EXERCISE REQUIREMENTS ::
Using the records below, count the lines with "true" in them. Give the number only.

##### MATERIAL SHOWN #####

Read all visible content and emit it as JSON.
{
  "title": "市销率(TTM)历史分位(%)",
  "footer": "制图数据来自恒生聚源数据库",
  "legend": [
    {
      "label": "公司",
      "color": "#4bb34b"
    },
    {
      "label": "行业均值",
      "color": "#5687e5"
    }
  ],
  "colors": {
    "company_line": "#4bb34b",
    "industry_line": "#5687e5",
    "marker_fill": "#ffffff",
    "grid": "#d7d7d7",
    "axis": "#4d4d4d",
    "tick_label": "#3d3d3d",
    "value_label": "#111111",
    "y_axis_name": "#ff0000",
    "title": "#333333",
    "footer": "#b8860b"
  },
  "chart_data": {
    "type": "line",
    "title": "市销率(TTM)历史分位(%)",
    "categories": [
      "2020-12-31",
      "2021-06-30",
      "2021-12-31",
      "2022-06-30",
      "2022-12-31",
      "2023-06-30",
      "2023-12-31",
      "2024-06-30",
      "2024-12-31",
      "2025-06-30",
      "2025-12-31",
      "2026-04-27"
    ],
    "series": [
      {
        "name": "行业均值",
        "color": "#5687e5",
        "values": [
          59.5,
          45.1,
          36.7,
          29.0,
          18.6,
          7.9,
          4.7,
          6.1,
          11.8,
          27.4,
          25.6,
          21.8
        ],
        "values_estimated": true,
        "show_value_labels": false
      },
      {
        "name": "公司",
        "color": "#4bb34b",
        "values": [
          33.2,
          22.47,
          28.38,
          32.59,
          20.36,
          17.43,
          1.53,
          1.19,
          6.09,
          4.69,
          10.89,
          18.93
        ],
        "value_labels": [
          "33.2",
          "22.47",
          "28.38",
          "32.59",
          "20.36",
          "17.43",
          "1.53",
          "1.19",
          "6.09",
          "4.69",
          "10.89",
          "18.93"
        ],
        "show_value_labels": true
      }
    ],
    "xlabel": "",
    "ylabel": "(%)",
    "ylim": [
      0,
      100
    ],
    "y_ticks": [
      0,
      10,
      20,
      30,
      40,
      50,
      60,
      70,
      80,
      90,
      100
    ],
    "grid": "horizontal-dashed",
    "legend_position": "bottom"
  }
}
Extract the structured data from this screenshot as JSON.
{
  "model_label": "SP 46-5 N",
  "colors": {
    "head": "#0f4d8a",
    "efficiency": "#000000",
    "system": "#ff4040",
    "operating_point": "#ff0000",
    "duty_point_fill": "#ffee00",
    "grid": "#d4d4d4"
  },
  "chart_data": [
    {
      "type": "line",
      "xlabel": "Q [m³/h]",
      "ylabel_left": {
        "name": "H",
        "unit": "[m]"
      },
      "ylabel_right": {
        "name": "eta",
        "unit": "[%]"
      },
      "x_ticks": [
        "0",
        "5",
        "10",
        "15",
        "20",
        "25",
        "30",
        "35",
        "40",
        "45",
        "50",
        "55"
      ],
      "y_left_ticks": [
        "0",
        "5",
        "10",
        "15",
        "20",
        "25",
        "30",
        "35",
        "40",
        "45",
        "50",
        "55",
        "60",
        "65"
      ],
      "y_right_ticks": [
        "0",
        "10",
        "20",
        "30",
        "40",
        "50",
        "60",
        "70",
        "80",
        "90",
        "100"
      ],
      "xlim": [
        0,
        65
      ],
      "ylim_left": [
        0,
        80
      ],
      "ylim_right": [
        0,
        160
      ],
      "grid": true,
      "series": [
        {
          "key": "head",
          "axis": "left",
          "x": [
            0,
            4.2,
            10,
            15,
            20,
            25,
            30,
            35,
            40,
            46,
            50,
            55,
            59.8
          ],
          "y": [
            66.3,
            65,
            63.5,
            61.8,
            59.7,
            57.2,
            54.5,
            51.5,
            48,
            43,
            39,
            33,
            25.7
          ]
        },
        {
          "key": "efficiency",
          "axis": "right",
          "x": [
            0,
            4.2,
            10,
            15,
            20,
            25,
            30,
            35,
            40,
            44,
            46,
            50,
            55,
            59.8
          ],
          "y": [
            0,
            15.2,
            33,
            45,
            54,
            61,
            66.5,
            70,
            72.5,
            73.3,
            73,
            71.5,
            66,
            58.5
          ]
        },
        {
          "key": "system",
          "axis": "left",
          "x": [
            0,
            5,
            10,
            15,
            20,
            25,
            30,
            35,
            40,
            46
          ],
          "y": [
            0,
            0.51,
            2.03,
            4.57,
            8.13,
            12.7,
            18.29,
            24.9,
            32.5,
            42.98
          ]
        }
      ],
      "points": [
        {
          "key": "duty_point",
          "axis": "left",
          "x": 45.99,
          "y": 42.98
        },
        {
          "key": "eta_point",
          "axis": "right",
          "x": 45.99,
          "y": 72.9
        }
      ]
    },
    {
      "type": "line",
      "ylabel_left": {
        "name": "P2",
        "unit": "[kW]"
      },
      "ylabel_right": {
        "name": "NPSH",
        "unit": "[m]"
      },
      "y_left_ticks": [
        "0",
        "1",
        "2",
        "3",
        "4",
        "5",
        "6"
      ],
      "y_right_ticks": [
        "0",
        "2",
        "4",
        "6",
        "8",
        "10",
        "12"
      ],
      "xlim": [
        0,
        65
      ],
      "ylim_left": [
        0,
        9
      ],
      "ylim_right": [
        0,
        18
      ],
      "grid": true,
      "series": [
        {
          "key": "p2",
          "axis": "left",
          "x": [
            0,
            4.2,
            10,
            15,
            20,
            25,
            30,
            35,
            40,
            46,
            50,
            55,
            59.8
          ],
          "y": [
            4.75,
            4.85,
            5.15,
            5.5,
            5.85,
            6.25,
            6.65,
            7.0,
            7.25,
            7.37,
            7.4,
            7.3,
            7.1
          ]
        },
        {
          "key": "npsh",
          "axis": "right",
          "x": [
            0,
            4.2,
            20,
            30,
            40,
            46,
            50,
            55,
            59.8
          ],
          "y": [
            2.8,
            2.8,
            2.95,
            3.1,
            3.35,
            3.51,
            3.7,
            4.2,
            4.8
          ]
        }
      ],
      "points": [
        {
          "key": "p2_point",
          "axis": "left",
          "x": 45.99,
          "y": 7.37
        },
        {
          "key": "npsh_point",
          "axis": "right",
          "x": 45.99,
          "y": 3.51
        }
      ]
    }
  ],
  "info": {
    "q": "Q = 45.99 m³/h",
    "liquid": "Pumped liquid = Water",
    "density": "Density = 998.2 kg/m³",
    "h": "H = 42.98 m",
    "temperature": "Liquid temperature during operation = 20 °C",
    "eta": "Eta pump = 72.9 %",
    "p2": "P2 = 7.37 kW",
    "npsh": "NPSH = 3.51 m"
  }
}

#####

THE REPLY ::
4